-- BEGIN --

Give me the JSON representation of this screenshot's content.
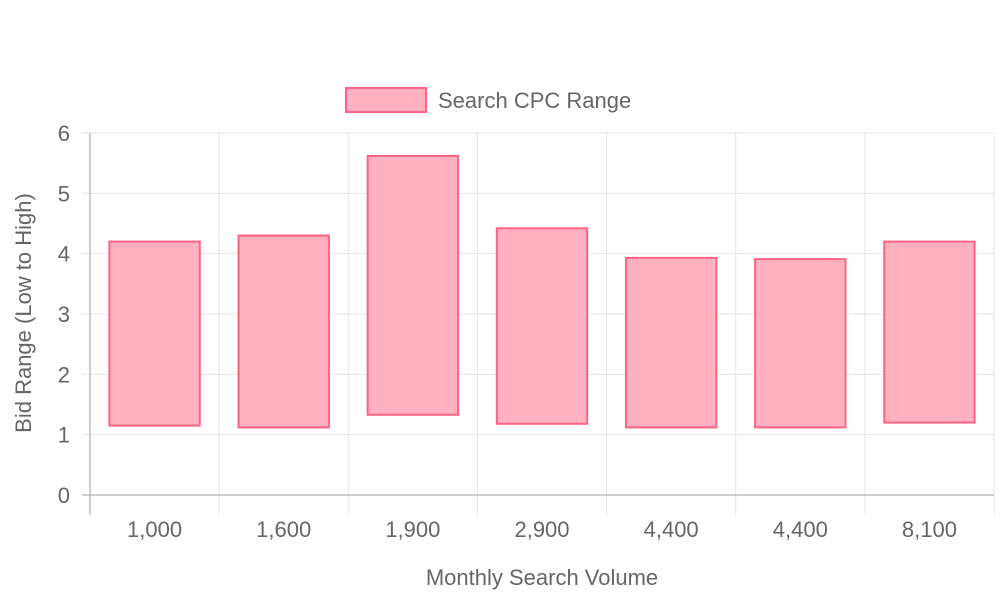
{
  "chart_data": {
    "type": "bar",
    "categories": [
      "1,000",
      "1,600",
      "1,900",
      "2,900",
      "4,400",
      "4,400",
      "8,100"
    ],
    "series": [
      {
        "name": "Search CPC Range",
        "low": [
          1.15,
          1.12,
          1.33,
          1.18,
          1.12,
          1.12,
          1.2
        ],
        "high": [
          4.2,
          4.3,
          5.62,
          4.42,
          3.93,
          3.91,
          4.2
        ],
        "fill": "#ffb1c1",
        "stroke": "#ff6384"
      }
    ],
    "xlabel": "Monthly Search Volume",
    "ylabel": "Bid Range (Low to High)",
    "ylim": [
      0,
      6
    ],
    "yticks": [
      "0",
      "1",
      "2",
      "3",
      "4",
      "5",
      "6"
    ],
    "grid": true,
    "legend": "top-center",
    "colors": {
      "grid": "#e5e5e5",
      "axis": "#bdbdbd",
      "text": "#666666"
    }
  }
}
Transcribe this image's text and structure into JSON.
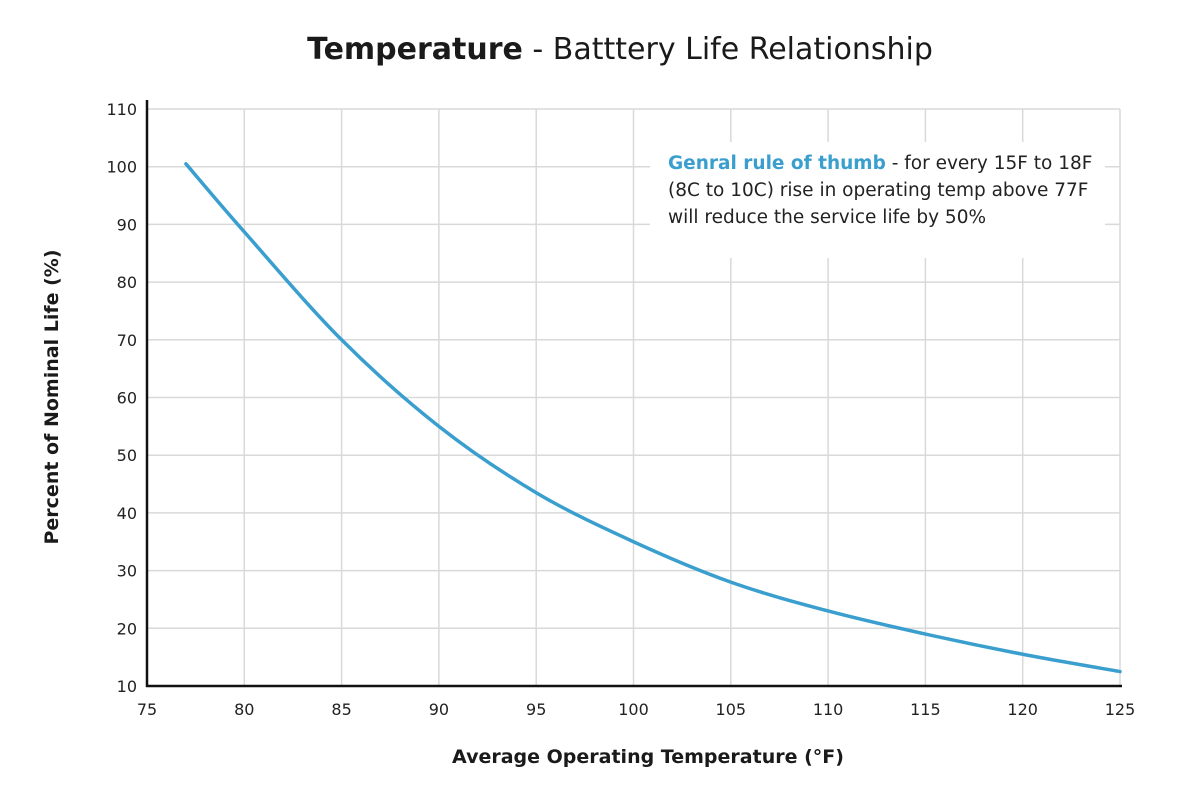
{
  "chart_data": {
    "type": "line",
    "title_bold": "Temperature",
    "title_rest": " - Batttery Life Relationship",
    "xlabel": "Average Operating Temperature (°F)",
    "ylabel": "Percent of Nominal Life (%)",
    "xlim": [
      75,
      125
    ],
    "ylim": [
      10,
      110
    ],
    "xticks": [
      75,
      80,
      85,
      90,
      95,
      100,
      105,
      110,
      115,
      120,
      125
    ],
    "yticks": [
      10,
      20,
      30,
      40,
      50,
      60,
      70,
      80,
      90,
      100,
      110
    ],
    "grid": true,
    "line_color": "#3a9fce",
    "x": [
      77,
      80,
      85,
      90,
      95,
      100,
      105,
      110,
      115,
      120,
      125
    ],
    "y": [
      100.5,
      88.7,
      70,
      55,
      43.5,
      35,
      28,
      23,
      19,
      15.5,
      12.5
    ],
    "annotation": {
      "highlight": "Genral rule of thumb",
      "text": " - for every 15F to 18F (8C to 10C) rise in operating temp above 77F will reduce the service life by 50%"
    }
  }
}
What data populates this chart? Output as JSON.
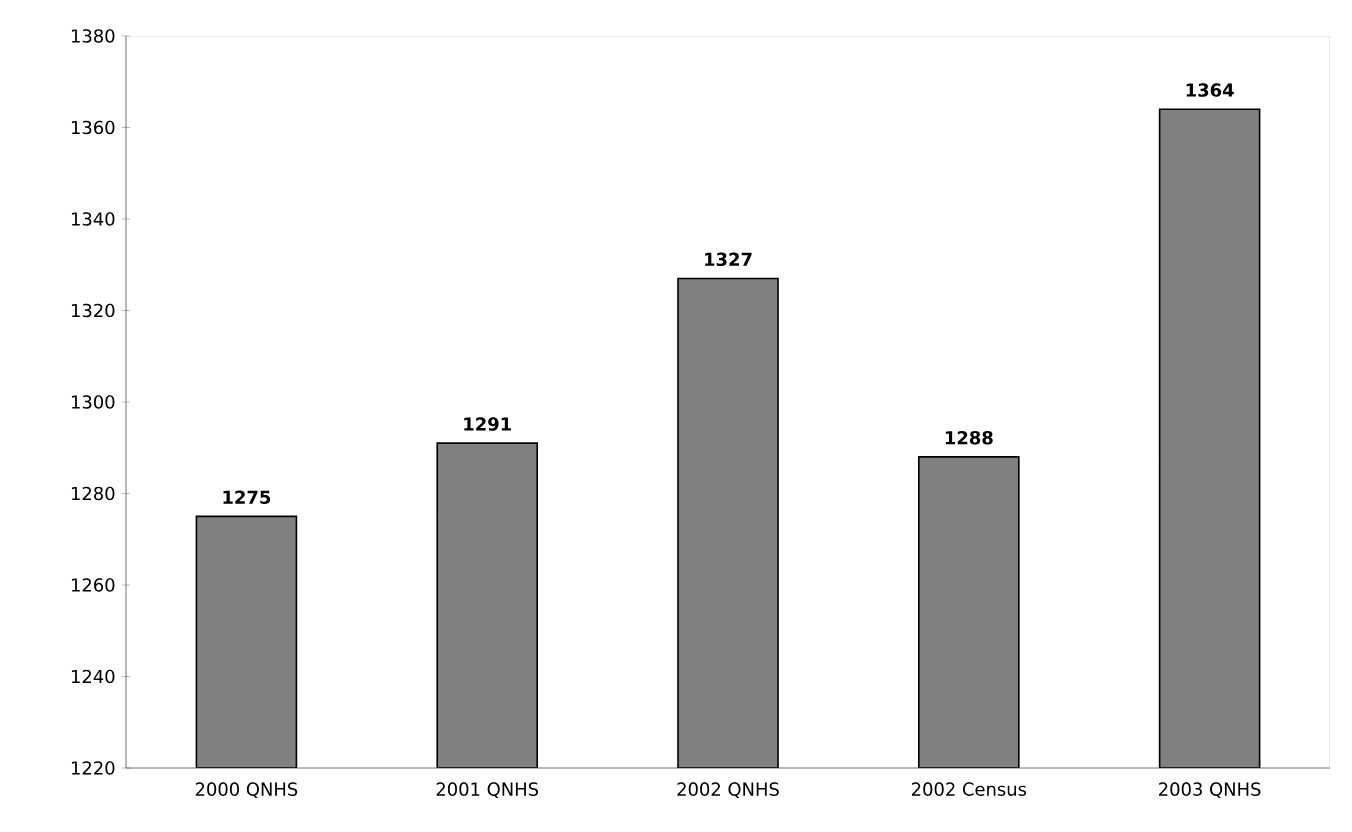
{
  "chart_data": {
    "type": "bar",
    "categories": [
      "2000 QNHS",
      "2001 QNHS",
      "2002 QNHS",
      "2002 Census",
      "2003 QNHS"
    ],
    "values": [
      1275,
      1291,
      1327,
      1288,
      1364
    ],
    "color": "#808080",
    "ylim": [
      1220,
      1380
    ],
    "yticks": [
      1220,
      1240,
      1260,
      1280,
      1300,
      1320,
      1340,
      1360,
      1380
    ],
    "data_labels": true,
    "grid": false
  }
}
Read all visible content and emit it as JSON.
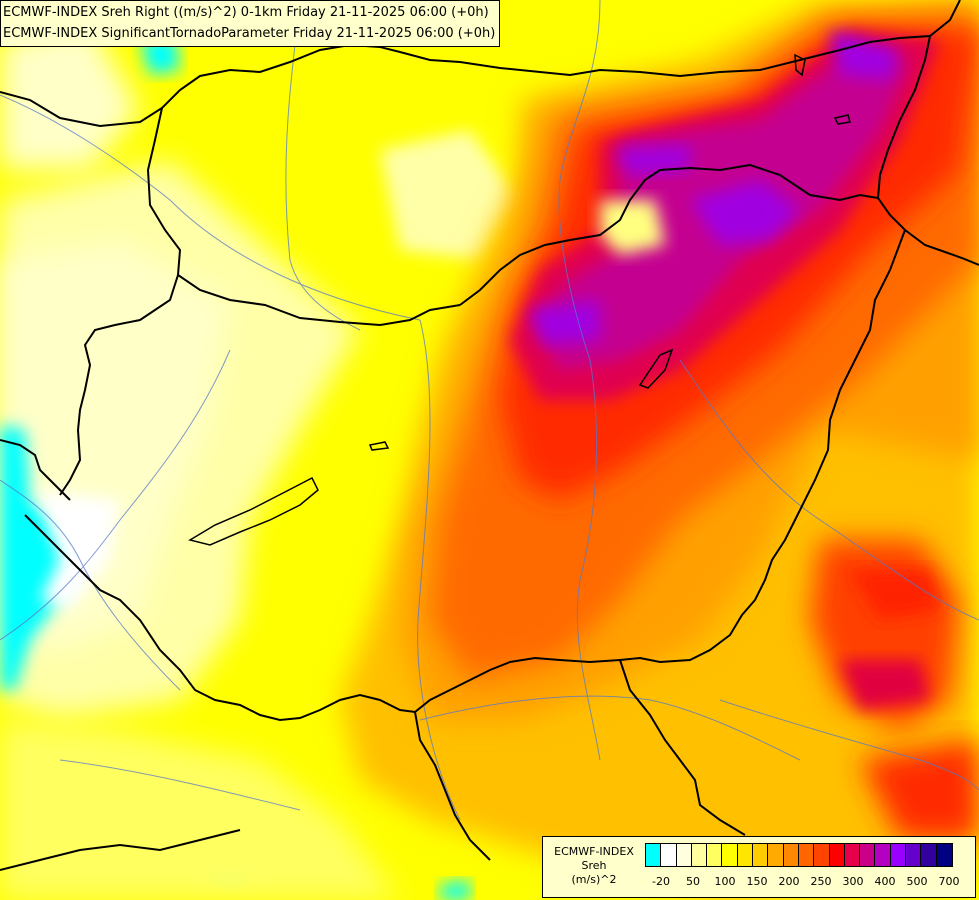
{
  "titles": {
    "line1": "ECMWF-INDEX Sreh Right ((m/s)^2) 0-1km Friday 21-11-2025 06:00 (+0h)",
    "line2": "ECMWF-INDEX SignificantTornadoParameter Friday 21-11-2025 06:00 (+0h)"
  },
  "legend": {
    "source": "ECMWF-INDEX",
    "parameter": "Sreh",
    "unit": "(m/s)^2",
    "colors": [
      "#00ffff",
      "#ffffff",
      "#ffffe0",
      "#ffffa0",
      "#ffff60",
      "#ffff00",
      "#ffe600",
      "#ffcc00",
      "#ffaa00",
      "#ff8800",
      "#ff6600",
      "#ff4400",
      "#ff0000",
      "#e6004c",
      "#cc0088",
      "#b400c0",
      "#9900ff",
      "#6600cc",
      "#3300a0",
      "#000080"
    ],
    "ticks": [
      "-20",
      "50",
      "100",
      "150",
      "200",
      "250",
      "300",
      "400",
      "500",
      "700"
    ]
  }
}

-- END --

> WORK TO COMPLETE: Copy out each line in the preceding records that contains "Friday".

> RESULT FOR THIS TASK:
    "line1": "ECMWF-INDEX Sreh Right ((m/s)^2) 0-1km Friday 21-11-2025 06:00 (+0h)",
    "line2": "ECMWF-INDEX SignificantTornadoParameter Friday 21-11-2025 06:00 (+0h)"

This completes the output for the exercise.